**Exercise details**
Print all of the data exactly.

#### Input

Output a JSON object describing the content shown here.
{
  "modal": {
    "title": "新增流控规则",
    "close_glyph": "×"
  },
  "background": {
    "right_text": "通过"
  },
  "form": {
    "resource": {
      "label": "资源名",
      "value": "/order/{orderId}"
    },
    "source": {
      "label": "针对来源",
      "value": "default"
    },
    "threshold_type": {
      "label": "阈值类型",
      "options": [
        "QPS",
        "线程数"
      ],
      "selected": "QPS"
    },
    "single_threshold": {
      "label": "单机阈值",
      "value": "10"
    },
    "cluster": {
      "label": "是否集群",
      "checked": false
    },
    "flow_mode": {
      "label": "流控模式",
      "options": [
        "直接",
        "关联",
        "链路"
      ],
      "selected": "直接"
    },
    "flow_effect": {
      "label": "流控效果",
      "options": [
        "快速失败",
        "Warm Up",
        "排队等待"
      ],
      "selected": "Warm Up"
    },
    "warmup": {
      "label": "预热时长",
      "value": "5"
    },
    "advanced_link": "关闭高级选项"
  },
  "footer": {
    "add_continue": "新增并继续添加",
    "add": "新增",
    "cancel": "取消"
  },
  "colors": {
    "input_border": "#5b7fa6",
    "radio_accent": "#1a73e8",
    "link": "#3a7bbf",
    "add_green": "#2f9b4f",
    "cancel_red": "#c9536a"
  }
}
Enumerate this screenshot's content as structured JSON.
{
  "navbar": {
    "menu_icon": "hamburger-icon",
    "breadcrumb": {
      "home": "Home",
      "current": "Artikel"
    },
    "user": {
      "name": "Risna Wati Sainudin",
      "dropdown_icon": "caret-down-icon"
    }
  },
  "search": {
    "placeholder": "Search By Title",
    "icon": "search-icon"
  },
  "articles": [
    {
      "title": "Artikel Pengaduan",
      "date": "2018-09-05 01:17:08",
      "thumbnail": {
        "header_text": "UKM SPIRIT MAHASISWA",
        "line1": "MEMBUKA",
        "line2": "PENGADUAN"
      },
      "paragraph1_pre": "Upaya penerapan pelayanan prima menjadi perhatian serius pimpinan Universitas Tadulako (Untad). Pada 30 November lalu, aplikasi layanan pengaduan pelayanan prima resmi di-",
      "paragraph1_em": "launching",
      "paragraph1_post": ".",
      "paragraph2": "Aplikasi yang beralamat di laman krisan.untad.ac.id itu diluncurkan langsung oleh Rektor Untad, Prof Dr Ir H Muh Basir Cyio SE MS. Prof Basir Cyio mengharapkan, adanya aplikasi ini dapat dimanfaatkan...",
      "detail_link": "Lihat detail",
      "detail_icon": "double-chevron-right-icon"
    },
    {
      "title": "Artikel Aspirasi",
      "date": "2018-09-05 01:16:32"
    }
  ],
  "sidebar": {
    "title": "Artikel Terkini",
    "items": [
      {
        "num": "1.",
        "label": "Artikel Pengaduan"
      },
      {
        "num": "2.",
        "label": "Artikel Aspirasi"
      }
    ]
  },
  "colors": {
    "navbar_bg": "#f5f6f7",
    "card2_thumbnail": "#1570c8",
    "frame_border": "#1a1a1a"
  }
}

########

**Written reply**
Output a JSON object describing the content shown here.
{
  "modal": {
    "title": "新增流控规则",
    "close_glyph": "×"
  },
  "background": {
    "right_text": "通过"
  },
  "form": {
    "resource": {
      "label": "资源名",
      "value": "/order/{orderId}"
    },
    "source": {
      "label": "针对来源",
      "value": "default"
    },
    "threshold_type": {
      "label": "阈值类型",
      "options": [
        "QPS",
        "线程数"
      ],
      "selected": "QPS"
    },
    "single_threshold": {
      "label": "单机阈值",
      "value": "10"
    },
    "cluster": {
      "label": "是否集群",
      "checked": false
    },
    "flow_mode": {
      "label": "流控模式",
      "options": [
        "直接",
        "关联",
        "链路"
      ],
      "selected": "直接"
    },
    "flow_effect": {
      "label": "流控效果",
      "options": [
        "快速失败",
        "Warm Up",
        "排队等待"
      ],
      "selected": "Warm Up"
    },
    "warmup": {
      "label": "预热时长",
      "value": "5"
    },
    "advanced_link": "关闭高级选项"
  },
  "footer": {
    "add_continue": "新增并继续添加",
    "add": "新增",
    "cancel": "取消"
  },
  "colors": {
    "input_border": "#5b7fa6",
    "radio_accent": "#1a73e8",
    "link": "#3a7bbf",
    "add_green": "#2f9b4f",
    "cancel_red": "#c9536a"
  }
}
Enumerate this screenshot's content as structured JSON.
{
  "navbar": {
    "menu_icon": "hamburger-icon",
    "breadcrumb": {
      "home": "Home",
      "current": "Artikel"
    },
    "user": {
      "name": "Risna Wati Sainudin",
      "dropdown_icon": "caret-down-icon"
    }
  },
  "search": {
    "placeholder": "Search By Title",
    "icon": "search-icon"
  },
  "articles": [
    {
      "title": "Artikel Pengaduan",
      "date": "2018-09-05 01:17:08",
      "thumbnail": {
        "header_text": "UKM SPIRIT MAHASISWA",
        "line1": "MEMBUKA",
        "line2": "PENGADUAN"
      },
      "paragraph1_pre": "Upaya penerapan pelayanan prima menjadi perhatian serius pimpinan Universitas Tadulako (Untad). Pada 30 November lalu, aplikasi layanan pengaduan pelayanan prima resmi di-",
      "paragraph1_em": "launching",
      "paragraph1_post": ".",
      "paragraph2": "Aplikasi yang beralamat di laman krisan.untad.ac.id itu diluncurkan langsung oleh Rektor Untad, Prof Dr Ir H Muh Basir Cyio SE MS. Prof Basir Cyio mengharapkan, adanya aplikasi ini dapat dimanfaatkan...",
      "detail_link": "Lihat detail",
      "detail_icon": "double-chevron-right-icon"
    },
    {
      "title": "Artikel Aspirasi",
      "date": "2018-09-05 01:16:32"
    }
  ],
  "sidebar": {
    "title": "Artikel Terkini",
    "items": [
      {
        "num": "1.",
        "label": "Artikel Pengaduan"
      },
      {
        "num": "2.",
        "label": "Artikel Aspirasi"
      }
    ]
  },
  "colors": {
    "navbar_bg": "#f5f6f7",
    "card2_thumbnail": "#1570c8",
    "frame_border": "#1a1a1a"
  }
}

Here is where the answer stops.